[WHAT NEEDS TO BE DONE]
Each line containing the word "Common" should be found and copied.

Data items:

● ● ●

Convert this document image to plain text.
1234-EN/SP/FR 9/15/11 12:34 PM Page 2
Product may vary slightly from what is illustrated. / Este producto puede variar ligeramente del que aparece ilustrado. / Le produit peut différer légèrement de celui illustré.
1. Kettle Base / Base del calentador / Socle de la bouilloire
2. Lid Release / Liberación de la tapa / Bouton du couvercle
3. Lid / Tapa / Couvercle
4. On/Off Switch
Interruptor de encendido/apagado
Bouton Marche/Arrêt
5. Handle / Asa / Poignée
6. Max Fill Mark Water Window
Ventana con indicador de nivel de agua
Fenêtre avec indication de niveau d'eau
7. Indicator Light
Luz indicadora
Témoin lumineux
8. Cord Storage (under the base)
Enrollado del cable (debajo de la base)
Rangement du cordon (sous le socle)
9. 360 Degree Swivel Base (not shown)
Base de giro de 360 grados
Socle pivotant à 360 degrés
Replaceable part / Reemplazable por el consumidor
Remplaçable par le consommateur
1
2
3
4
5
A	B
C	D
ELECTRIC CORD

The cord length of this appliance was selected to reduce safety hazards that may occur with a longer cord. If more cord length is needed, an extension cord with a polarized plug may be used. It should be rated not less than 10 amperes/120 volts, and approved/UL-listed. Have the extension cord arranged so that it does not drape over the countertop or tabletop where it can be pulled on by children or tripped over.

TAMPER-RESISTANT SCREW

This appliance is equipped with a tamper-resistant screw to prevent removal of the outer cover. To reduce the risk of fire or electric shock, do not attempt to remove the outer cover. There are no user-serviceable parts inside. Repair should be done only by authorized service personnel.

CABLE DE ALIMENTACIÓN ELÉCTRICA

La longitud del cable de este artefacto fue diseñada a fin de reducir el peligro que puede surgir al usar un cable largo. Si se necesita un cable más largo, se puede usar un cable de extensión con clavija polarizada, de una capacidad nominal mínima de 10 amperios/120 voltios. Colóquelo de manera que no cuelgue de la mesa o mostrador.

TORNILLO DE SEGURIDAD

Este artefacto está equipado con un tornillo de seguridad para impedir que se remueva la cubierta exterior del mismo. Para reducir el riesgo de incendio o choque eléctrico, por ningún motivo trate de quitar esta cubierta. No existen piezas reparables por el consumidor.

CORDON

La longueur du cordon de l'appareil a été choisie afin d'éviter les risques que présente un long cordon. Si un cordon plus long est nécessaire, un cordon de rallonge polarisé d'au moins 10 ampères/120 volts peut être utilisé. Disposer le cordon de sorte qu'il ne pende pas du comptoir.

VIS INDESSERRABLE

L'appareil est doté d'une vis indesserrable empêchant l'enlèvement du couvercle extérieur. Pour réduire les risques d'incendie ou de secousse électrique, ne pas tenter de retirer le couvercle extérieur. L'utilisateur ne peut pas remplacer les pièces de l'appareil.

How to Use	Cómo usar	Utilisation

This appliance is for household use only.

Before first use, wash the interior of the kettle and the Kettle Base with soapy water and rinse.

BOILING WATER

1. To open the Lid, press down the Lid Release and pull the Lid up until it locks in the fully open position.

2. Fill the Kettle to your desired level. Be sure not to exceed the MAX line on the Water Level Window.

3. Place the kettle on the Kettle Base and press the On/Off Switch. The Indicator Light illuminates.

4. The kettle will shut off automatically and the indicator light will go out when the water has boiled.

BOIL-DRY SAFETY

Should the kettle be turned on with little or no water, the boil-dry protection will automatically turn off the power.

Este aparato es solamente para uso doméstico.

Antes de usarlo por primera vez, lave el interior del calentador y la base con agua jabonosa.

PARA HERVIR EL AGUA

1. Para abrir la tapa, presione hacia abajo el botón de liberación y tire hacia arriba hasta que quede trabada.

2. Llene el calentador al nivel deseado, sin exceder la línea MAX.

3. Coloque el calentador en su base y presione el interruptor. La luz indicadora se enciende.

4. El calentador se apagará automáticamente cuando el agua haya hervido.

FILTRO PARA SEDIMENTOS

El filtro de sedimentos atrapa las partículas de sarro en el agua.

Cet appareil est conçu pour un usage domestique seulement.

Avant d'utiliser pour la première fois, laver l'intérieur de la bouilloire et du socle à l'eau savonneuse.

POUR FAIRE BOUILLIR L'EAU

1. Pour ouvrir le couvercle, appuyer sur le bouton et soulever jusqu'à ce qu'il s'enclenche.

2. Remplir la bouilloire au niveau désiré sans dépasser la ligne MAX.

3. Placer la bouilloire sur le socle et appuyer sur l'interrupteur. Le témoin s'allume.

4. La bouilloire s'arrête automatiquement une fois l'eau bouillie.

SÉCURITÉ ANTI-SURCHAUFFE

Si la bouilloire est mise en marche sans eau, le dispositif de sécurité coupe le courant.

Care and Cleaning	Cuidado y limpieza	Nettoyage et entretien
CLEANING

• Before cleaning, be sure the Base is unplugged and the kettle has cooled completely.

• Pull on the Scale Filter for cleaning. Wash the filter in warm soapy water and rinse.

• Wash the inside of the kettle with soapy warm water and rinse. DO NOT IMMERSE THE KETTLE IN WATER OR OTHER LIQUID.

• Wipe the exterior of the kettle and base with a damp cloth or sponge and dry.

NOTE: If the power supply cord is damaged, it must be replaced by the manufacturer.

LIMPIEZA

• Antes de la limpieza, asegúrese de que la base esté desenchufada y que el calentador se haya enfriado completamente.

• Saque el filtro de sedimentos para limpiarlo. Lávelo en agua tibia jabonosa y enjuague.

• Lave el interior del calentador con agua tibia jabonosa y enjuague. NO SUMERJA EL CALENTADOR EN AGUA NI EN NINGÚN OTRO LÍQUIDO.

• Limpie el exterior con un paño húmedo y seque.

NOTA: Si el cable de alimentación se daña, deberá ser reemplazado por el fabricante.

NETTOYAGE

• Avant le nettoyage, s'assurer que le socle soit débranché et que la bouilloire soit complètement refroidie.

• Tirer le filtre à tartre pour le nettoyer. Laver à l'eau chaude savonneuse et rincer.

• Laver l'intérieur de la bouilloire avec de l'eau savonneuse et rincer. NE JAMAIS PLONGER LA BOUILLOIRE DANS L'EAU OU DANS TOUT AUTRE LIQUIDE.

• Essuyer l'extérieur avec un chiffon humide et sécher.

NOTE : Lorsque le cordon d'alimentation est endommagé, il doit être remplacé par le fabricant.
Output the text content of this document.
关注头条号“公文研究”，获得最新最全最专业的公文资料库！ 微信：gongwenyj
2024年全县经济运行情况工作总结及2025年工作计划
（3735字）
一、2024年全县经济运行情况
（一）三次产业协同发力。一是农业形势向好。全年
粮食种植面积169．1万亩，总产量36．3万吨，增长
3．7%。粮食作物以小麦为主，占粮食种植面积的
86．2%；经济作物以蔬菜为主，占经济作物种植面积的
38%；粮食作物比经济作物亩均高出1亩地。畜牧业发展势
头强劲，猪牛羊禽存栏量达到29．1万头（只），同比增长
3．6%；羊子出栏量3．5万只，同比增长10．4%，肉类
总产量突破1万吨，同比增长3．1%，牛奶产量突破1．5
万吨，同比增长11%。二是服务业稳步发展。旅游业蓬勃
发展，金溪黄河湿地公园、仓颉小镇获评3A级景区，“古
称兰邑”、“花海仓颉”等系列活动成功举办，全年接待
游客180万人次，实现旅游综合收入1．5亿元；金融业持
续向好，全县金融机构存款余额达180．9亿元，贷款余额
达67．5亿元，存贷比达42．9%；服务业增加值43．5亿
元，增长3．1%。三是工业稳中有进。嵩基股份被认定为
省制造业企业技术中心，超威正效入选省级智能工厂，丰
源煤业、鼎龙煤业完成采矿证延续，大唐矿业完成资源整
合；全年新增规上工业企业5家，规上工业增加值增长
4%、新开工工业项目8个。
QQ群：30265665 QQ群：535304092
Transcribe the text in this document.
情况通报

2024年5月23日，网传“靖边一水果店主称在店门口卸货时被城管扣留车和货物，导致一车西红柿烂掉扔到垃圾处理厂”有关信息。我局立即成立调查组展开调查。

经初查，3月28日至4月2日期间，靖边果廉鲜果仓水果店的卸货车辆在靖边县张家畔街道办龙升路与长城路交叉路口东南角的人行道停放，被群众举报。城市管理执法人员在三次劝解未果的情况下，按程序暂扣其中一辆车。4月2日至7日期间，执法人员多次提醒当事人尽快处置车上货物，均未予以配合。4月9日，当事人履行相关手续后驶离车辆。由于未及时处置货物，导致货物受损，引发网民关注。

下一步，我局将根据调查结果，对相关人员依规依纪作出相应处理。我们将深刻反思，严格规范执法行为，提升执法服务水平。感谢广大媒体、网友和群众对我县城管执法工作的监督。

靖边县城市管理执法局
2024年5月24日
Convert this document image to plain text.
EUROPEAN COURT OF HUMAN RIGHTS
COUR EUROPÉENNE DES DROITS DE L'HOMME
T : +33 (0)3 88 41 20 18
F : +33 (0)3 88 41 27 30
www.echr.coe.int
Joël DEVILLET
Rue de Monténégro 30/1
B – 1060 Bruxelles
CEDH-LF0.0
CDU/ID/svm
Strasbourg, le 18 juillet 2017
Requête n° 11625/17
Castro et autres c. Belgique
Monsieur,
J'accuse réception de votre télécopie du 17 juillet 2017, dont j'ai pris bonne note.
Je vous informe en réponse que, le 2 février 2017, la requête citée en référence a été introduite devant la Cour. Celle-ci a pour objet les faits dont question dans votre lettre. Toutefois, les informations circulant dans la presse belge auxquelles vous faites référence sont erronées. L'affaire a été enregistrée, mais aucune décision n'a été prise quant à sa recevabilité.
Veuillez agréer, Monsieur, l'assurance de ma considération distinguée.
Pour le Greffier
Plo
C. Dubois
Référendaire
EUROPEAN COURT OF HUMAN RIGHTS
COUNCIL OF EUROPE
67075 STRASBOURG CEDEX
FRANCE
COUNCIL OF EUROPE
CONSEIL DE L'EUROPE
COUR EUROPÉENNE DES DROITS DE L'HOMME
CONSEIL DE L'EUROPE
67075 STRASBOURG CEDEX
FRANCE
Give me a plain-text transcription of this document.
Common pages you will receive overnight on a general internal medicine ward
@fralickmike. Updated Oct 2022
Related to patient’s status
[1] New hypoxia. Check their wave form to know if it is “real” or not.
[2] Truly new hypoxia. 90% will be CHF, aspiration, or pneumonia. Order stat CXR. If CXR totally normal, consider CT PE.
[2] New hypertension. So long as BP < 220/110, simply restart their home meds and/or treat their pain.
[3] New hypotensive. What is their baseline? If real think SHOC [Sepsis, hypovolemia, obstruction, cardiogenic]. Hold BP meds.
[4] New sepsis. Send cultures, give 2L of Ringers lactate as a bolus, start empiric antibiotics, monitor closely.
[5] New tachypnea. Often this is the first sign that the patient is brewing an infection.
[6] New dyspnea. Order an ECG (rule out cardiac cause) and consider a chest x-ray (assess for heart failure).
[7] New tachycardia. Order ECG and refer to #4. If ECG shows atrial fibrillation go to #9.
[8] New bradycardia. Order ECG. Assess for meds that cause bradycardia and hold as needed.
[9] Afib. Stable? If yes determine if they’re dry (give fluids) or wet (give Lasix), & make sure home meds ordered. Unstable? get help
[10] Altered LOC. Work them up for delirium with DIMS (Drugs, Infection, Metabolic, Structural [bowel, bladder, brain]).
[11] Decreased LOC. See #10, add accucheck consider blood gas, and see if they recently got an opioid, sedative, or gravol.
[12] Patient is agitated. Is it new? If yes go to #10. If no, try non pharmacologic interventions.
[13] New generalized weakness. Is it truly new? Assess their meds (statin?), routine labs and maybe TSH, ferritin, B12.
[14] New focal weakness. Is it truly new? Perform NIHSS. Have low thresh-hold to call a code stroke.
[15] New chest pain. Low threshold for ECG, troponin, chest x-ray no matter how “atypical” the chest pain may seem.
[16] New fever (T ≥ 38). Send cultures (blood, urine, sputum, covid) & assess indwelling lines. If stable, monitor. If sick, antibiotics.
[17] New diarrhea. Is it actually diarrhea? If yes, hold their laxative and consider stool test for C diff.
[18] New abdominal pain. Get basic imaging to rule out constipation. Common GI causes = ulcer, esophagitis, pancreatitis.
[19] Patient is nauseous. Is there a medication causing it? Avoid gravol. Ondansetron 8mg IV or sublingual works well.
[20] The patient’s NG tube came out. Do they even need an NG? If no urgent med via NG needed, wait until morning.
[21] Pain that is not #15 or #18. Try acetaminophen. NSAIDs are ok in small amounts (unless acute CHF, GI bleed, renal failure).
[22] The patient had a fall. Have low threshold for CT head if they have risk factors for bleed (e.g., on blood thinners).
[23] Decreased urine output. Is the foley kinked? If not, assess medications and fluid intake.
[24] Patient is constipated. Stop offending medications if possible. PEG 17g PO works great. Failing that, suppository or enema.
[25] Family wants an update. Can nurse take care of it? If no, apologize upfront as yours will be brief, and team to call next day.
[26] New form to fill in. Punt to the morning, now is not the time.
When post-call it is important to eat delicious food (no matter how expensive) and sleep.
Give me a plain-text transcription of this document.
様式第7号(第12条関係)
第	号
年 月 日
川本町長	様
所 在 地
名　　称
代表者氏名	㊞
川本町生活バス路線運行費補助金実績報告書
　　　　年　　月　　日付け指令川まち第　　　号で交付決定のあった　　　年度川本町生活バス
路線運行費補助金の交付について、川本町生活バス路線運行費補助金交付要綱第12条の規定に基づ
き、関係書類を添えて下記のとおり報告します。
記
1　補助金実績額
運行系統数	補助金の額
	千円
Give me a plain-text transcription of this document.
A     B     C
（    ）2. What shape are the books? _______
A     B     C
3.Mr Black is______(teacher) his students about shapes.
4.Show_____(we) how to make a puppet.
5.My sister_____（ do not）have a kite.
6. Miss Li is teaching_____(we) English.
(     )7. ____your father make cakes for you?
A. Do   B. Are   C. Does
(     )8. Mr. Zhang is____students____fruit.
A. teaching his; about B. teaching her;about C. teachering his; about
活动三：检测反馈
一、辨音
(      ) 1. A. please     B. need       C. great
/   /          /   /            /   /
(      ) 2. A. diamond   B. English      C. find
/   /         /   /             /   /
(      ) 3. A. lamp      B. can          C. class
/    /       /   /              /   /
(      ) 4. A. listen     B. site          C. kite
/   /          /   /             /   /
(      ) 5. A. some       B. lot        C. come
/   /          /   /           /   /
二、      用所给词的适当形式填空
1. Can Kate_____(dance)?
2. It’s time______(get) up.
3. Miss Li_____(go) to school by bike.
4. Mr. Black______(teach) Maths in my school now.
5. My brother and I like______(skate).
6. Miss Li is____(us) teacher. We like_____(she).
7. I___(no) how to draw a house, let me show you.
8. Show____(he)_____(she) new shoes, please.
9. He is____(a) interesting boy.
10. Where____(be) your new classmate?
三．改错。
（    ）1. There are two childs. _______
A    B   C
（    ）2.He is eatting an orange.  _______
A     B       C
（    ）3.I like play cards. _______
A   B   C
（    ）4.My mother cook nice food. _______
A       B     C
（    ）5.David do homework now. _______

● ● ●

[EXERCISE OUTPUT]
Common pages you will receive overnight on a general internal medicine ward
[18] New abdominal pain. Get basic imaging to rule out constipation. Common GI causes = ulcer, esophagitis, pancreatitis.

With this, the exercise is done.